▸ What you have to do
Repeat each entry word for word. Leave any images out of the copy.
[START Excerpted records]
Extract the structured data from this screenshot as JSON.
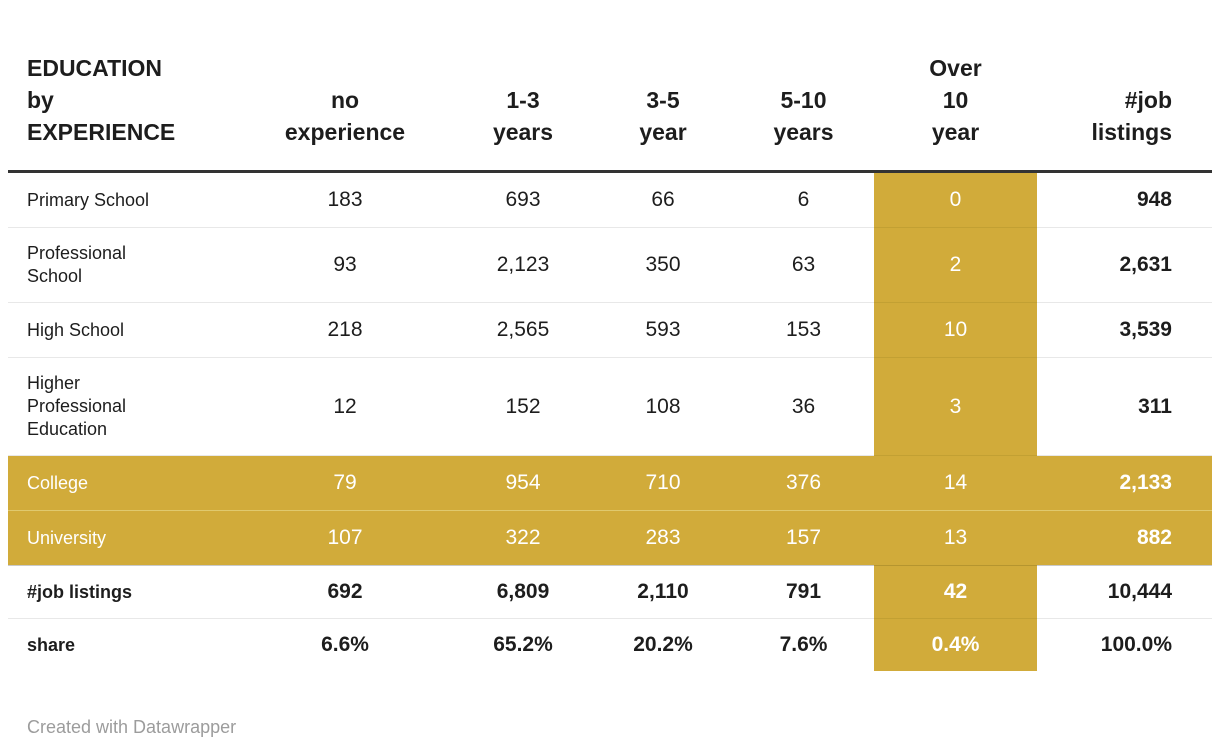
{
  "table": {
    "title": "EDUCATION\nby\nEXPERIENCE",
    "columns": [
      "no\nexperience",
      "1-3\nyears",
      "3-5\nyear",
      "5-10\nyears",
      "Over\n10\nyear",
      "#job\nlistings"
    ],
    "highlight_column_index": 4,
    "rows": [
      {
        "label": "Primary School",
        "values": [
          "183",
          "693",
          "66",
          "6",
          "0",
          "948"
        ],
        "highlight": false
      },
      {
        "label": "Professional\nSchool",
        "values": [
          "93",
          "2,123",
          "350",
          "63",
          "2",
          "2,631"
        ],
        "highlight": false
      },
      {
        "label": "High School",
        "values": [
          "218",
          "2,565",
          "593",
          "153",
          "10",
          "3,539"
        ],
        "highlight": false
      },
      {
        "label": "Higher\nProfessional\nEducation",
        "values": [
          "12",
          "152",
          "108",
          "36",
          "3",
          "311"
        ],
        "highlight": false
      },
      {
        "label": "College",
        "values": [
          "79",
          "954",
          "710",
          "376",
          "14",
          "2,133"
        ],
        "highlight": true
      },
      {
        "label": "University",
        "values": [
          "107",
          "322",
          "283",
          "157",
          "13",
          "882"
        ],
        "highlight": true
      }
    ],
    "summary_rows": [
      {
        "label": "#job listings",
        "values": [
          "692",
          "6,809",
          "2,110",
          "791",
          "42",
          "10,444"
        ]
      },
      {
        "label": "share",
        "values": [
          "6.6%",
          "65.2%",
          "20.2%",
          "7.6%",
          "0.4%",
          "100.0%"
        ]
      }
    ],
    "colors": {
      "highlight_gold": "#d1ab3a",
      "text": "#1d1d1d",
      "header_border": "#333333",
      "row_border": "#e8e8e8",
      "highlight_text": "#ffffff",
      "attribution_text": "#9c9c9c"
    }
  },
  "attribution": "Created with Datawrapper",
  "chart_data": {
    "type": "table",
    "title": "EDUCATION by EXPERIENCE",
    "columns": [
      "no experience",
      "1-3 years",
      "3-5 year",
      "5-10 years",
      "Over 10 year",
      "#job listings"
    ],
    "rows": [
      {
        "education": "Primary School",
        "values": [
          183,
          693,
          66,
          6,
          0,
          948
        ]
      },
      {
        "education": "Professional School",
        "values": [
          93,
          2123,
          350,
          63,
          2,
          2631
        ]
      },
      {
        "education": "High School",
        "values": [
          218,
          2565,
          593,
          153,
          10,
          3539
        ]
      },
      {
        "education": "Higher Professional Education",
        "values": [
          12,
          152,
          108,
          36,
          3,
          311
        ]
      },
      {
        "education": "College",
        "values": [
          79,
          954,
          710,
          376,
          14,
          2133
        ]
      },
      {
        "education": "University",
        "values": [
          107,
          322,
          283,
          157,
          13,
          882
        ]
      }
    ],
    "totals_row": {
      "label": "#job listings",
      "values": [
        692,
        6809,
        2110,
        791,
        42,
        10444
      ]
    },
    "share_row": {
      "label": "share",
      "values": [
        "6.6%",
        "65.2%",
        "20.2%",
        "7.6%",
        "0.4%",
        "100.0%"
      ]
    },
    "highlighted_rows": [
      "College",
      "University"
    ],
    "highlighted_column": "Over 10 year"
  }
}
[END Excerpted records]
▸ Result of the task
Extract the structured data from this screenshot as JSON.
{
  "table": {
    "title": "EDUCATION\nby\nEXPERIENCE",
    "columns": [
      "no\nexperience",
      "1-3\nyears",
      "3-5\nyear",
      "5-10\nyears",
      "Over\n10\nyear",
      "#job\nlistings"
    ],
    "highlight_column_index": 4,
    "rows": [
      {
        "label": "Primary School",
        "values": [
          "183",
          "693",
          "66",
          "6",
          "0",
          "948"
        ],
        "highlight": false
      },
      {
        "label": "Professional\nSchool",
        "values": [
          "93",
          "2,123",
          "350",
          "63",
          "2",
          "2,631"
        ],
        "highlight": false
      },
      {
        "label": "High School",
        "values": [
          "218",
          "2,565",
          "593",
          "153",
          "10",
          "3,539"
        ],
        "highlight": false
      },
      {
        "label": "Higher\nProfessional\nEducation",
        "values": [
          "12",
          "152",
          "108",
          "36",
          "3",
          "311"
        ],
        "highlight": false
      },
      {
        "label": "College",
        "values": [
          "79",
          "954",
          "710",
          "376",
          "14",
          "2,133"
        ],
        "highlight": true
      },
      {
        "label": "University",
        "values": [
          "107",
          "322",
          "283",
          "157",
          "13",
          "882"
        ],
        "highlight": true
      }
    ],
    "summary_rows": [
      {
        "label": "#job listings",
        "values": [
          "692",
          "6,809",
          "2,110",
          "791",
          "42",
          "10,444"
        ]
      },
      {
        "label": "share",
        "values": [
          "6.6%",
          "65.2%",
          "20.2%",
          "7.6%",
          "0.4%",
          "100.0%"
        ]
      }
    ],
    "colors": {
      "highlight_gold": "#d1ab3a",
      "text": "#1d1d1d",
      "header_border": "#333333",
      "row_border": "#e8e8e8",
      "highlight_text": "#ffffff",
      "attribution_text": "#9c9c9c"
    }
  },
  "attribution": "Created with Datawrapper",
  "chart_data": {
    "type": "table",
    "title": "EDUCATION by EXPERIENCE",
    "columns": [
      "no experience",
      "1-3 years",
      "3-5 year",
      "5-10 years",
      "Over 10 year",
      "#job listings"
    ],
    "rows": [
      {
        "education": "Primary School",
        "values": [
          183,
          693,
          66,
          6,
          0,
          948
        ]
      },
      {
        "education": "Professional School",
        "values": [
          93,
          2123,
          350,
          63,
          2,
          2631
        ]
      },
      {
        "education": "High School",
        "values": [
          218,
          2565,
          593,
          153,
          10,
          3539
        ]
      },
      {
        "education": "Higher Professional Education",
        "values": [
          12,
          152,
          108,
          36,
          3,
          311
        ]
      },
      {
        "education": "College",
        "values": [
          79,
          954,
          710,
          376,
          14,
          2133
        ]
      },
      {
        "education": "University",
        "values": [
          107,
          322,
          283,
          157,
          13,
          882
        ]
      }
    ],
    "totals_row": {
      "label": "#job listings",
      "values": [
        692,
        6809,
        2110,
        791,
        42,
        10444
      ]
    },
    "share_row": {
      "label": "share",
      "values": [
        "6.6%",
        "65.2%",
        "20.2%",
        "7.6%",
        "0.4%",
        "100.0%"
      ]
    },
    "highlighted_rows": [
      "College",
      "University"
    ],
    "highlighted_column": "Over 10 year"
  }
}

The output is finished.